WHAT THE TASK ASKS: Return a copy of every line in the records that includes the word "name".

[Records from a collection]
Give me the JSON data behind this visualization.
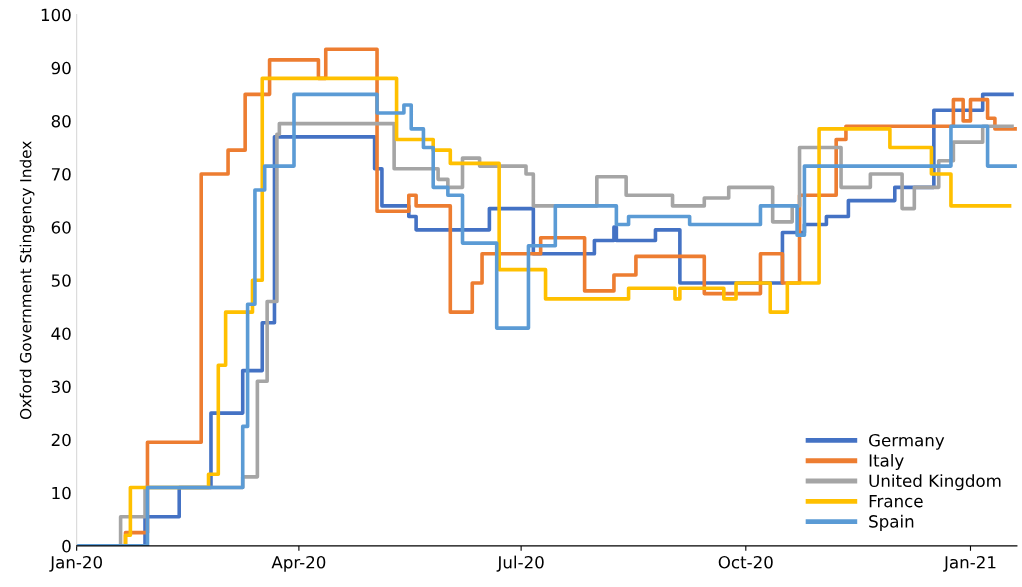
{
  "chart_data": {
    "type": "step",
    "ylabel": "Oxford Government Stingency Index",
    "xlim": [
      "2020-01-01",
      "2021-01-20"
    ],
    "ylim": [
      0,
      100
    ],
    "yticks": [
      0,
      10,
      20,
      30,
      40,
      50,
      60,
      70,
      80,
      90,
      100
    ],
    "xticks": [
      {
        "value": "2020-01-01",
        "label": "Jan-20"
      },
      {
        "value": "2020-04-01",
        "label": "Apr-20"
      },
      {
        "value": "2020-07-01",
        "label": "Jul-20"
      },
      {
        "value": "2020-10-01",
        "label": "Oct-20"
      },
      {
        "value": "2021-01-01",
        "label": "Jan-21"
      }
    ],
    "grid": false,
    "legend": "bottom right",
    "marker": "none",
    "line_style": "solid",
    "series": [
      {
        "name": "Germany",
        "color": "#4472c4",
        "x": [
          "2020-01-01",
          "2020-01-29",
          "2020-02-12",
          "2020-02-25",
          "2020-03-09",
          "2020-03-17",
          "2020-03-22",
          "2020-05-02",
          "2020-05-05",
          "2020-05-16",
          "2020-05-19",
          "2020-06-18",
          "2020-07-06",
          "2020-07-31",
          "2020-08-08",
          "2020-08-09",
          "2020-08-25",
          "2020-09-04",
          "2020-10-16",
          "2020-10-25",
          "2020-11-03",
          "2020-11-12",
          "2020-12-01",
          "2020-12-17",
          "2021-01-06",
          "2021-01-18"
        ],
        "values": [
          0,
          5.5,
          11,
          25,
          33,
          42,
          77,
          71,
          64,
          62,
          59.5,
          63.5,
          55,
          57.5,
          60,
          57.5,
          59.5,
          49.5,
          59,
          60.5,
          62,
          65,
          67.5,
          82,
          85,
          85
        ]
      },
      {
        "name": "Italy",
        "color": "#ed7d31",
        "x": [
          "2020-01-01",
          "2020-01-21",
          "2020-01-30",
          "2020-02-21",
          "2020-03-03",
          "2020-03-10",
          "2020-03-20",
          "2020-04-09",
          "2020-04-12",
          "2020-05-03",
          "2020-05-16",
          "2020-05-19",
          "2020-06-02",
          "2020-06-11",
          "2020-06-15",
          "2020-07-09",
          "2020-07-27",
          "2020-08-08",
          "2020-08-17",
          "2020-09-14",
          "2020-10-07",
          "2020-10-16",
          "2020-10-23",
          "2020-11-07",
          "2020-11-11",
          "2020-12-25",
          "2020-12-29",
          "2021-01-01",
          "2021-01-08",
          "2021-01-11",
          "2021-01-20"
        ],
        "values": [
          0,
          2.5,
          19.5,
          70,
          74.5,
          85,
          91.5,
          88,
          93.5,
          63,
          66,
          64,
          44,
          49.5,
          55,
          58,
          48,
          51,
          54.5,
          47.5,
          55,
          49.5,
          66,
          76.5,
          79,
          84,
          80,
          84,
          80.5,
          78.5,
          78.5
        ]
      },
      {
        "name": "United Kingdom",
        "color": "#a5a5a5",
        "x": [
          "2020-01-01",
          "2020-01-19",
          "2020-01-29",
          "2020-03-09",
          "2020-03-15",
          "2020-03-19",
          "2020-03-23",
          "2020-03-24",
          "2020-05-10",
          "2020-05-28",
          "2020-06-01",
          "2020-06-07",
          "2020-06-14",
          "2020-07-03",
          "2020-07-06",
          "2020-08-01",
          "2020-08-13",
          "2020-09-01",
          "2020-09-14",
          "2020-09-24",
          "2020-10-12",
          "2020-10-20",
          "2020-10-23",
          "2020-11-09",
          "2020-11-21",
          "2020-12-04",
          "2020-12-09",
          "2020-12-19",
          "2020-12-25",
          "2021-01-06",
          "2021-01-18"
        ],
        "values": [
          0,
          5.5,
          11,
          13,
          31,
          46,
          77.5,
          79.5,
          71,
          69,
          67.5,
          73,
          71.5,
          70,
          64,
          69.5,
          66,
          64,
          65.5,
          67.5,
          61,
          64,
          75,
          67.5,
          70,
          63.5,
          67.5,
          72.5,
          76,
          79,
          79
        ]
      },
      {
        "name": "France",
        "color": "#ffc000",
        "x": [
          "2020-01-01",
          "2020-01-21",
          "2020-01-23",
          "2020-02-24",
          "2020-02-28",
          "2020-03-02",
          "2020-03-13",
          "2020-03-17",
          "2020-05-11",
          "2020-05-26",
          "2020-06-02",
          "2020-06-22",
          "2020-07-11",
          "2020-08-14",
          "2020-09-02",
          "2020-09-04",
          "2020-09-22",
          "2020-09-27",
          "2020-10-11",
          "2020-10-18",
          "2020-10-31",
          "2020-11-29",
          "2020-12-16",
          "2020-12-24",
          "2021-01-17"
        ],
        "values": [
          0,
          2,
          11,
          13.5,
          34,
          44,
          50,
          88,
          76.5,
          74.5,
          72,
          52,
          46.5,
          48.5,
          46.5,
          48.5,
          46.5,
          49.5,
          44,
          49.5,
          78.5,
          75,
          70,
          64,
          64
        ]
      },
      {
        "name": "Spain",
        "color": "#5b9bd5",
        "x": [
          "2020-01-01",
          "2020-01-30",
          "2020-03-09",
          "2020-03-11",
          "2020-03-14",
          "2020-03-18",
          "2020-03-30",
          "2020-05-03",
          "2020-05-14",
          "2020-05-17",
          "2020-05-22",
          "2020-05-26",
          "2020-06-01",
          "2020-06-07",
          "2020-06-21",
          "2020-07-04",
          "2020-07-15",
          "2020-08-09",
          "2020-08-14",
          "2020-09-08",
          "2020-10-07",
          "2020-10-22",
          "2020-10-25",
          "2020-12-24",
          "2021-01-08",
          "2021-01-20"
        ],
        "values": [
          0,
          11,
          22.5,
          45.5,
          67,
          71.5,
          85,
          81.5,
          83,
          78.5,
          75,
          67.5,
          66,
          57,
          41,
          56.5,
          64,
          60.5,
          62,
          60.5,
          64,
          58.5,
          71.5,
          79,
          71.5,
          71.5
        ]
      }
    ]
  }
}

--

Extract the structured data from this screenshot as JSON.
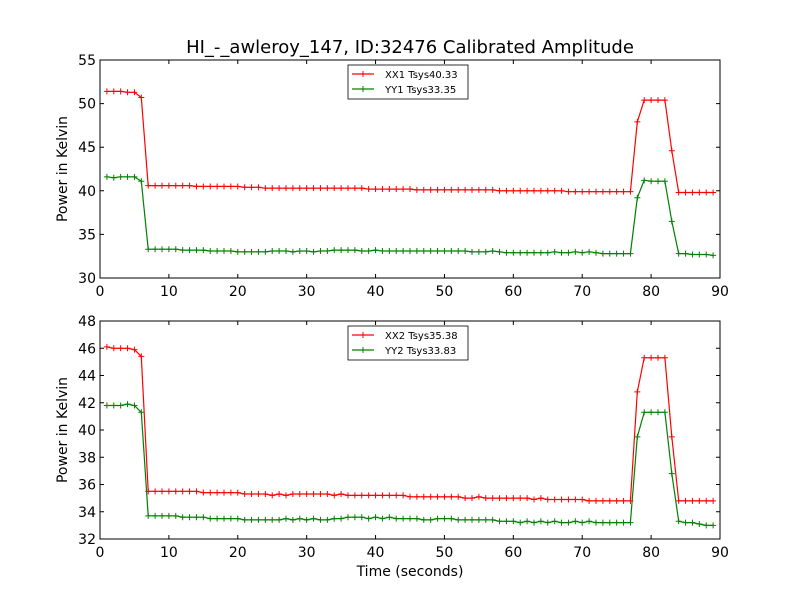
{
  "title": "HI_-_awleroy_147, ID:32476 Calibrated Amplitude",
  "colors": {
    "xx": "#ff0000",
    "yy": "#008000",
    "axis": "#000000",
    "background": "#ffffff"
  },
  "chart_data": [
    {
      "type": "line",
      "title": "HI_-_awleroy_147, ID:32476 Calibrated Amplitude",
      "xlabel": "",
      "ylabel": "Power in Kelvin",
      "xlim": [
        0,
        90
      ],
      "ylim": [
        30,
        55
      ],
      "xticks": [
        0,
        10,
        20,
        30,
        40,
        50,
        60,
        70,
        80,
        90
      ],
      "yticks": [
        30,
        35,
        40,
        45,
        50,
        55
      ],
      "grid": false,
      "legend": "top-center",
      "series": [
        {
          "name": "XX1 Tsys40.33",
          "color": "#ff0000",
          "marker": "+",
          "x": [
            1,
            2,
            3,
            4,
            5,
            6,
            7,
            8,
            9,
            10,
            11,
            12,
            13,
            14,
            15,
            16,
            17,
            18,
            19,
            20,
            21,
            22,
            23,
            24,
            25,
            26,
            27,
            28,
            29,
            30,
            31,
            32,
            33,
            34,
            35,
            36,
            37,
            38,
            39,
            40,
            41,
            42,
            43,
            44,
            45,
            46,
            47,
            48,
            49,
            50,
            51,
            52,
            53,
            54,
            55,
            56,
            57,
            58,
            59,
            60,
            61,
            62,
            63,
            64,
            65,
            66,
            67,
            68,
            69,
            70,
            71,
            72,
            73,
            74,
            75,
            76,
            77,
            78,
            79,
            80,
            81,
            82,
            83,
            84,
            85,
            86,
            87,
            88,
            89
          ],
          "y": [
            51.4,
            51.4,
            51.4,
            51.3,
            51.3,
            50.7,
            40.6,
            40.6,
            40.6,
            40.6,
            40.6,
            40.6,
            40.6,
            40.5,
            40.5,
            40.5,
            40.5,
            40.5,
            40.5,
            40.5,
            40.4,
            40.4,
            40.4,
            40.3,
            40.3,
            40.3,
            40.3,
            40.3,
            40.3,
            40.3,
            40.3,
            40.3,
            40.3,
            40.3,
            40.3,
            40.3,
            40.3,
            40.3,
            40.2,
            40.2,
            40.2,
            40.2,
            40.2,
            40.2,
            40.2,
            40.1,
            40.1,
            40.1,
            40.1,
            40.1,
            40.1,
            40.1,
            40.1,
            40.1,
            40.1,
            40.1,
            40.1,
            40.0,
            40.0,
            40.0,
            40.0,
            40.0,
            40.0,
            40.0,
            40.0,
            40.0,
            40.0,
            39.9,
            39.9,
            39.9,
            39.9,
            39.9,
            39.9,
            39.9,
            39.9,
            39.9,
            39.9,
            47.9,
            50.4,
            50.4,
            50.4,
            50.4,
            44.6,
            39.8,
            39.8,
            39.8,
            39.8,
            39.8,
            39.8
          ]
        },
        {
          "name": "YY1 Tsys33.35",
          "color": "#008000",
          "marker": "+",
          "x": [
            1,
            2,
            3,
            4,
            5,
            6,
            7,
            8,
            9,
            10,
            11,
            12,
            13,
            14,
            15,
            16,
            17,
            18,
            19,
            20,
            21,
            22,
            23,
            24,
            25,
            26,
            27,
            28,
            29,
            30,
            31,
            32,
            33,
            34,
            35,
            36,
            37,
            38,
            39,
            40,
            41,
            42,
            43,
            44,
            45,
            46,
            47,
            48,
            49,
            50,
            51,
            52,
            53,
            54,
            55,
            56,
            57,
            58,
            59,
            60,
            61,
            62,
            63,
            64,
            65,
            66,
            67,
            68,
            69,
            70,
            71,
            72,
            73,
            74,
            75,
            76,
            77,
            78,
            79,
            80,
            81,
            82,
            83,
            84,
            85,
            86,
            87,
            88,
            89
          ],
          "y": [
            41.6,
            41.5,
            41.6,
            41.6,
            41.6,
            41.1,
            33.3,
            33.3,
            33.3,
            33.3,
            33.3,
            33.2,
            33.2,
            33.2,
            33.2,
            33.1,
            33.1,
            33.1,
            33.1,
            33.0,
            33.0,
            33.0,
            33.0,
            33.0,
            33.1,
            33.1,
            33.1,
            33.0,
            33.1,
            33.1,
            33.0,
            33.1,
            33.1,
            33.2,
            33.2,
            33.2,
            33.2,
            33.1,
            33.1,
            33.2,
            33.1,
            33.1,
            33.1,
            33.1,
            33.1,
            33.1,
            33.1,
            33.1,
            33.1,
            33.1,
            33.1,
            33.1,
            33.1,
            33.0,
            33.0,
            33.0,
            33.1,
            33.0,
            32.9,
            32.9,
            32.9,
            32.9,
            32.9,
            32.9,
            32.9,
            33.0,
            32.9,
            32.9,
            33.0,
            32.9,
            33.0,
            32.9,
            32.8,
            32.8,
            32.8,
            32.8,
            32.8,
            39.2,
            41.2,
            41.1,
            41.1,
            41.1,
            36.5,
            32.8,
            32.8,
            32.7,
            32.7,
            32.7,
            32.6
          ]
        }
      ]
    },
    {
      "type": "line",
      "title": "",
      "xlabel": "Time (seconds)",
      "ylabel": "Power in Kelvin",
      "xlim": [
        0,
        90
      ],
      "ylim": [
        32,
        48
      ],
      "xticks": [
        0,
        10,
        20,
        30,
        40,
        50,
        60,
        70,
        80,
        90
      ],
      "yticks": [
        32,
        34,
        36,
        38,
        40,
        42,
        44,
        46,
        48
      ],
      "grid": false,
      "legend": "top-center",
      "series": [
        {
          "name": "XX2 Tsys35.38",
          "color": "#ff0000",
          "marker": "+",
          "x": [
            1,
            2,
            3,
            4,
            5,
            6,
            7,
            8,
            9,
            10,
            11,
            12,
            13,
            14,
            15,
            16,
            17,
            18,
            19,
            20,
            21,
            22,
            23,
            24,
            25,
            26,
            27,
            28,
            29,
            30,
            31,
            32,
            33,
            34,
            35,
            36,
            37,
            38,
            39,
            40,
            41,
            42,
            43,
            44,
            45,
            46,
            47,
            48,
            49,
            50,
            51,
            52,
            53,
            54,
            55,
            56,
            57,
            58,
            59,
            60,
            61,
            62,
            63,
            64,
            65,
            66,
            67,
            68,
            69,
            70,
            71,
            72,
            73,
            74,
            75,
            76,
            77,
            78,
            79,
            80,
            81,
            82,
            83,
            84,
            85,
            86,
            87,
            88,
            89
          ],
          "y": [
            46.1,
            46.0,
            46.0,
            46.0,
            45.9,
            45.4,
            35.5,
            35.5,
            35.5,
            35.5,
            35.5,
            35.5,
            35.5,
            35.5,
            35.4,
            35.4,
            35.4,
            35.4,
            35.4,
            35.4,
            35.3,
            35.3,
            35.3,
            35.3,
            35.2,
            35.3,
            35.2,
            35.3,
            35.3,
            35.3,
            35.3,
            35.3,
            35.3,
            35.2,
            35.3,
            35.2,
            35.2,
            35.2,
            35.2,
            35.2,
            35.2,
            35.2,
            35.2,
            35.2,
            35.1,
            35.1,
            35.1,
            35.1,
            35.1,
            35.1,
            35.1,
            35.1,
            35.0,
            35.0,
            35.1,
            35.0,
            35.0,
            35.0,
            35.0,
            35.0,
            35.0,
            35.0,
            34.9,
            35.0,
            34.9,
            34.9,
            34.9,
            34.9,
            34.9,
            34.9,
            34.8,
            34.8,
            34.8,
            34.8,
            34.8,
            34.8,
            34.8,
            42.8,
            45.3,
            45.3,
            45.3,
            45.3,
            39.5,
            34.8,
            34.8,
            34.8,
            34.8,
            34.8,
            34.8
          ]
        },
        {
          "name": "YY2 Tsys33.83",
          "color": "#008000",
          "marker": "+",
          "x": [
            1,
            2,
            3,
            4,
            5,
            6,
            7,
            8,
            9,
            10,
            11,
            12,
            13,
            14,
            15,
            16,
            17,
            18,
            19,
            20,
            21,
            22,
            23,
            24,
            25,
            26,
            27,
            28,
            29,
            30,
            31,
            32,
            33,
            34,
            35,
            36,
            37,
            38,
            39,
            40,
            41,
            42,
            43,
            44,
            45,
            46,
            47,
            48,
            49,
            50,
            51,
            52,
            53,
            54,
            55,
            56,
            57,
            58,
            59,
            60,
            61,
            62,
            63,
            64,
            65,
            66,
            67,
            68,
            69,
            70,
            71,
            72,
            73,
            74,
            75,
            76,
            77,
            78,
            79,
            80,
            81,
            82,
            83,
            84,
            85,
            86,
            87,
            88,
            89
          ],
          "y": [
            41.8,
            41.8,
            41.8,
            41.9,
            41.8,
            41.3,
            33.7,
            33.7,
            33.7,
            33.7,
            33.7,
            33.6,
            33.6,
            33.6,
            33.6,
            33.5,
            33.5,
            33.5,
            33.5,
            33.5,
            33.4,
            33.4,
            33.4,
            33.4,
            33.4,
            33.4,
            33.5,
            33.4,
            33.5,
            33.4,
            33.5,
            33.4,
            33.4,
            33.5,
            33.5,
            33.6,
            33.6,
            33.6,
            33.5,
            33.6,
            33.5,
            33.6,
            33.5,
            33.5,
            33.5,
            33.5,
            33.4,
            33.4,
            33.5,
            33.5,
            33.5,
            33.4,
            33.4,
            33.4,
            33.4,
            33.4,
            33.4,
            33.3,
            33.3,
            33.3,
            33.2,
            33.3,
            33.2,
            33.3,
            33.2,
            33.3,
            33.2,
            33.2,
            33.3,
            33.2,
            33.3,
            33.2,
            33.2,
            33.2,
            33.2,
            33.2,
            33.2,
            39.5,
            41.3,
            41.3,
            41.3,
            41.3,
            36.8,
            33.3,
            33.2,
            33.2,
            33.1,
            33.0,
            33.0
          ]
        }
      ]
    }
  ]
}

RESULT:
        "name": "Germany",
        "name": "Italy",
        "name": "United Kingdom",
        "name": "France",
        "name": "Spain",
          "name": "XX1 Tsys40.33",
          "name": "YY1 Tsys33.35",
          "name": "XX2 Tsys35.38",
          "name": "YY2 Tsys33.83",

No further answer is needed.